-------- Material shown --------
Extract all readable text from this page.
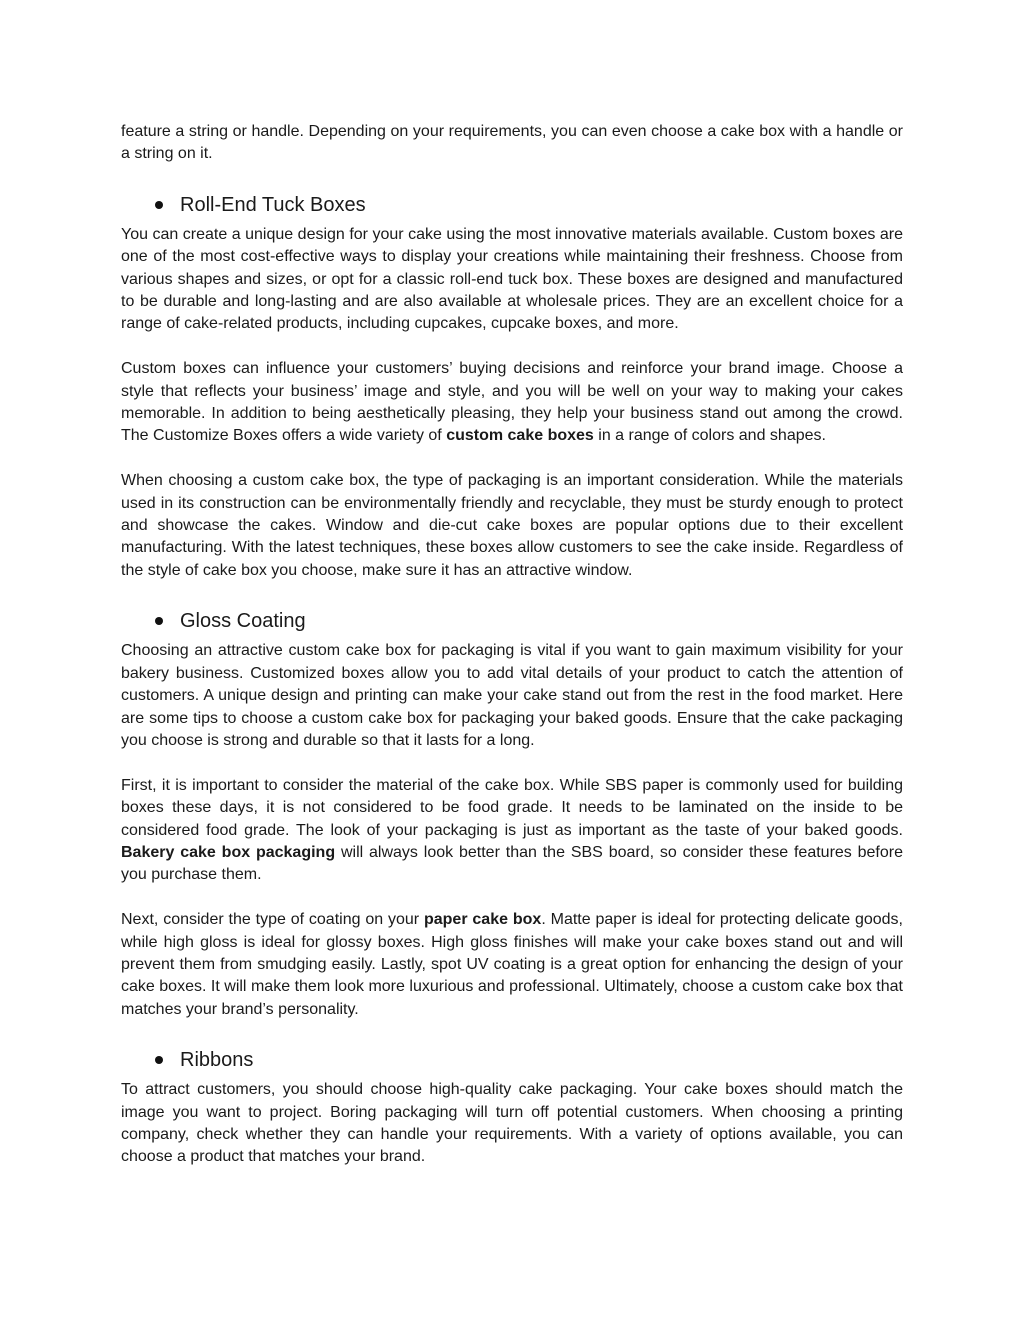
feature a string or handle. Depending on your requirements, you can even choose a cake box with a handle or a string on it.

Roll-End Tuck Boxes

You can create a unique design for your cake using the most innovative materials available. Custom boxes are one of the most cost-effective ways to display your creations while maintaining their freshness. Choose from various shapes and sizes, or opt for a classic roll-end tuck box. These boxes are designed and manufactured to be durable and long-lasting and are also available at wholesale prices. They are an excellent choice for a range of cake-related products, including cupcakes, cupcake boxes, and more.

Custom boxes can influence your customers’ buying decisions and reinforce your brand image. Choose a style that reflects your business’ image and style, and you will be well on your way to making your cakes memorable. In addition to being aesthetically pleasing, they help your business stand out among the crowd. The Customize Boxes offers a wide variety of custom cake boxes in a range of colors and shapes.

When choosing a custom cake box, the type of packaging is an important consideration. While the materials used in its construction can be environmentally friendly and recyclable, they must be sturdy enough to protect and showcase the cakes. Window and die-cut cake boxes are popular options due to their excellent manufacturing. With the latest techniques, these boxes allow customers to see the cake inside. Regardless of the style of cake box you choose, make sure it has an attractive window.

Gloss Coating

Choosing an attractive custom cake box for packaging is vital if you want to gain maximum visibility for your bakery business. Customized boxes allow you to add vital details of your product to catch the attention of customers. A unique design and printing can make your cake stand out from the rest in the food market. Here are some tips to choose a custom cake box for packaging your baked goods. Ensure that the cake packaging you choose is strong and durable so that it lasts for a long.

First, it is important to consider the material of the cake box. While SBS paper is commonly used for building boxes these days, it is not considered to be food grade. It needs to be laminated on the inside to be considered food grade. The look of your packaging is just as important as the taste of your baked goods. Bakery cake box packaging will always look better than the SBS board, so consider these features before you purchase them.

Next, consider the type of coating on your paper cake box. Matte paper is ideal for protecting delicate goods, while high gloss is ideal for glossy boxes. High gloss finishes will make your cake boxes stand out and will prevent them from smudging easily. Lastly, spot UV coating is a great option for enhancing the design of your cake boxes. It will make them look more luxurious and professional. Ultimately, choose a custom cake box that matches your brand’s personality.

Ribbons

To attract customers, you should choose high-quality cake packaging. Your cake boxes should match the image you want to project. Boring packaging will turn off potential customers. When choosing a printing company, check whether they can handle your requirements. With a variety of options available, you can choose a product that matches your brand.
--------
-------- Material shown --------
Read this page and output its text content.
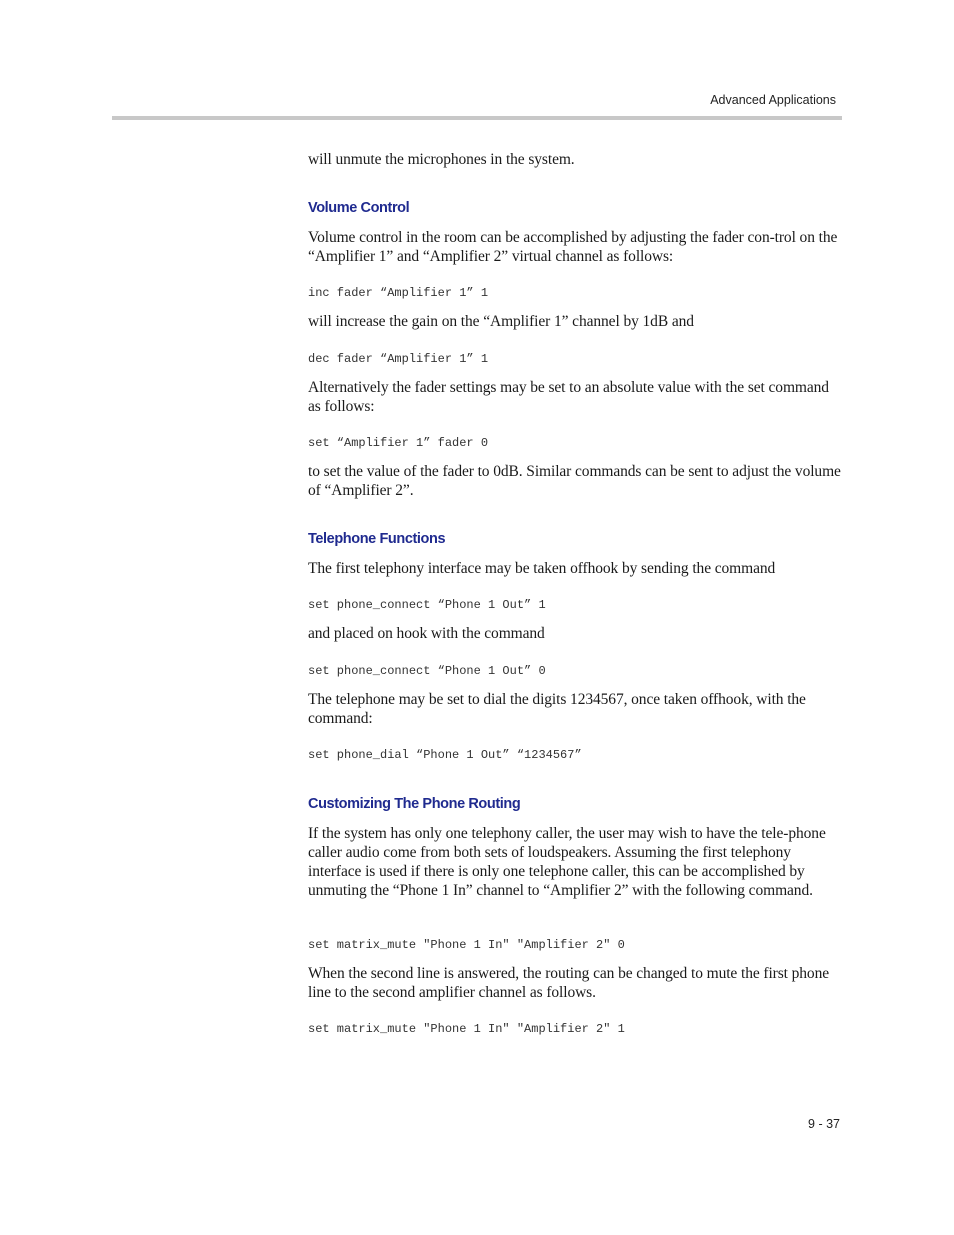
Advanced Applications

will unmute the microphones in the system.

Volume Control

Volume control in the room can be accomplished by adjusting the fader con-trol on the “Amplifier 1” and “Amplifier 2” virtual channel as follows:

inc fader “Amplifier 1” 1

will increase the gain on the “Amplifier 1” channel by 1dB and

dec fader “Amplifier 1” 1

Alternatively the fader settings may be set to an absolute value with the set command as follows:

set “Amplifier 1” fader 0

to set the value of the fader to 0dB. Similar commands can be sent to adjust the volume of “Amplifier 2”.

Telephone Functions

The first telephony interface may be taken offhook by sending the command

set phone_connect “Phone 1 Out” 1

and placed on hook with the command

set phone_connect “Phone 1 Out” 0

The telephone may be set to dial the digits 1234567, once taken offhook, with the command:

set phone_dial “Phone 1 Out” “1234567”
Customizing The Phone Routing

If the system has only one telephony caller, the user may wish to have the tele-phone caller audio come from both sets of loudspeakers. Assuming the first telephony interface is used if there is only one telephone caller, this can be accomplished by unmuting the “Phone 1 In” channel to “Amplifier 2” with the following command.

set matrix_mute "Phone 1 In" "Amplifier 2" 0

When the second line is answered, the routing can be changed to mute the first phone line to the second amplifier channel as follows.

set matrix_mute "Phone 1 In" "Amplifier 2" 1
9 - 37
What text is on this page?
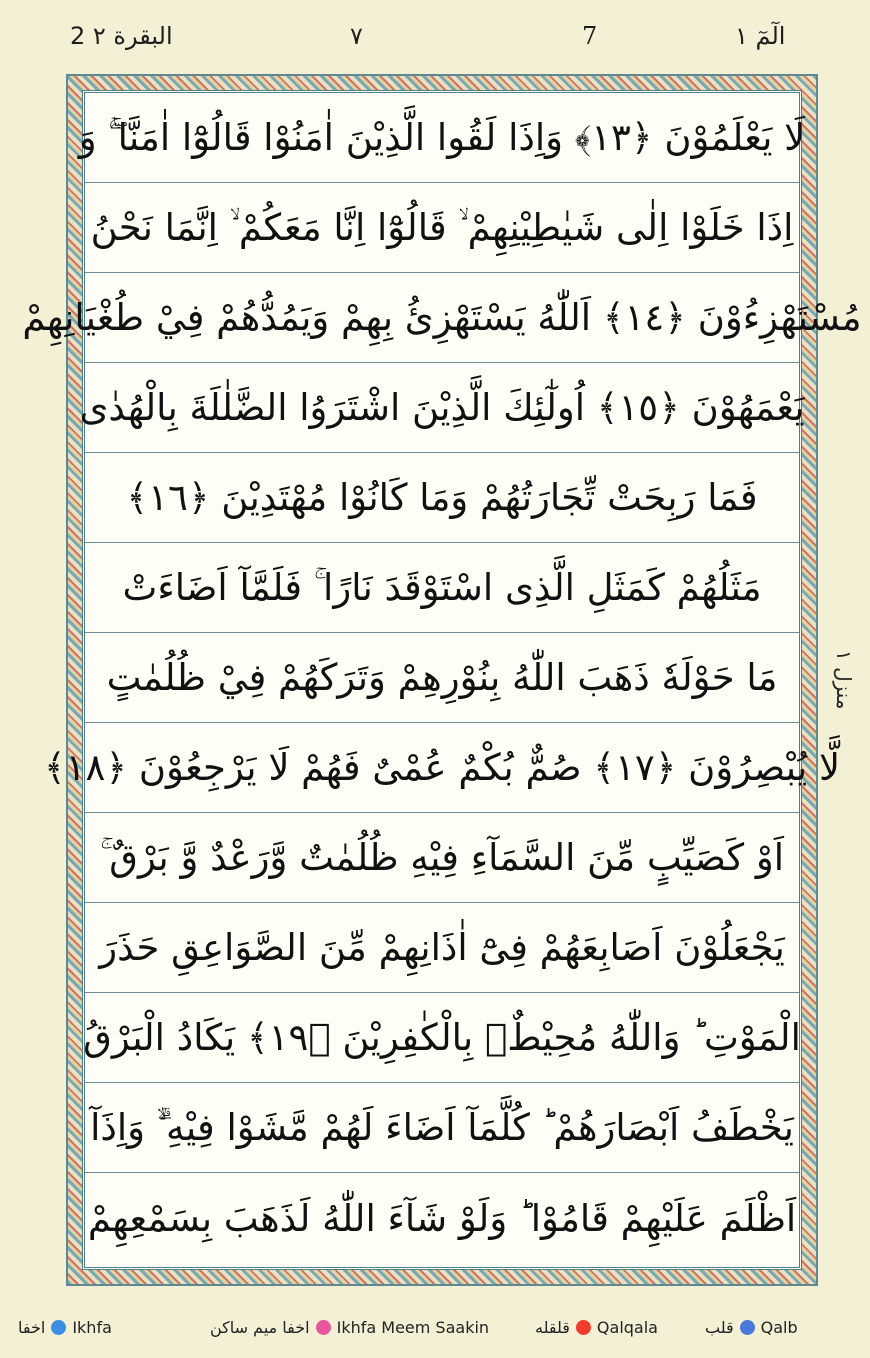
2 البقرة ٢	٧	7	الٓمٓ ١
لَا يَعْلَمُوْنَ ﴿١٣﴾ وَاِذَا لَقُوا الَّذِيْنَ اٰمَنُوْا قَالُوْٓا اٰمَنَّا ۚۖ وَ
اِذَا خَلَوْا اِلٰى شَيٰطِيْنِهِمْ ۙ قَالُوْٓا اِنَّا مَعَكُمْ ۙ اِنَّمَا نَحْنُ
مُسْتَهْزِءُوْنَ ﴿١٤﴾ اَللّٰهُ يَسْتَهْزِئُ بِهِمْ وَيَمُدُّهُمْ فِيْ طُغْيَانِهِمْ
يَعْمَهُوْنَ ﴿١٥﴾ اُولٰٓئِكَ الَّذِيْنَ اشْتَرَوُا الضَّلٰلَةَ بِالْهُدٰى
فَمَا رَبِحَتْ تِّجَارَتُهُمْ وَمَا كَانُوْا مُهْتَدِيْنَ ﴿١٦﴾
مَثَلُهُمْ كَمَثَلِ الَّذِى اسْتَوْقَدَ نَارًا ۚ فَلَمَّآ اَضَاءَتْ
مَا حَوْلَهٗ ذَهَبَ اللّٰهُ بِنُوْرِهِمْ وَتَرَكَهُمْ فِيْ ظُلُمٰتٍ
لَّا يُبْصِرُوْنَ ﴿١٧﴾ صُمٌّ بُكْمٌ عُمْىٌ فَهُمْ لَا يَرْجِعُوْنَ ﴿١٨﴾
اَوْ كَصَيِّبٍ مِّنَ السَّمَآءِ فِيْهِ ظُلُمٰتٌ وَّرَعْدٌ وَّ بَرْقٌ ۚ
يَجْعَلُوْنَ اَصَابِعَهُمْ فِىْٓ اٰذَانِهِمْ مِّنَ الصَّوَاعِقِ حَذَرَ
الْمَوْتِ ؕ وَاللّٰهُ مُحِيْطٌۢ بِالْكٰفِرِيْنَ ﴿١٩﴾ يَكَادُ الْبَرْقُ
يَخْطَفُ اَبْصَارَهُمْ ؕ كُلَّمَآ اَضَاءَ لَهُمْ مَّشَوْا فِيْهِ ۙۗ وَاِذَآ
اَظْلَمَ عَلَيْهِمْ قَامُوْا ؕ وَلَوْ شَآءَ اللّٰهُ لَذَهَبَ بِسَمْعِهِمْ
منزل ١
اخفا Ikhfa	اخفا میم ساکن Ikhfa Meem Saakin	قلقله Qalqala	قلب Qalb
--------
Written task:
Where a line above contains the word "When", copy that line.

Result:
When choosing a custom cake box, the type of packaging is an important consideration. While the materials used in its construction can be environmentally friendly and recyclable, they must be sturdy enough to protect and showcase the cakes. Window and die-cut cake boxes are popular options due to their excellent manufacturing. With the latest techniques, these boxes allow customers to see the cake inside. Regardless of the style of cake box you choose, make sure it has an attractive window.
To attract customers, you should choose high-quality cake packaging. Your cake boxes should match the image you want to project. Boring packaging will turn off potential customers. When choosing a printing company, check whether they can handle your requirements. With a variety of options available, you can choose a product that matches your brand.
When the second line is answered, the routing can be changed to mute the first phone line to the second amplifier channel as follows.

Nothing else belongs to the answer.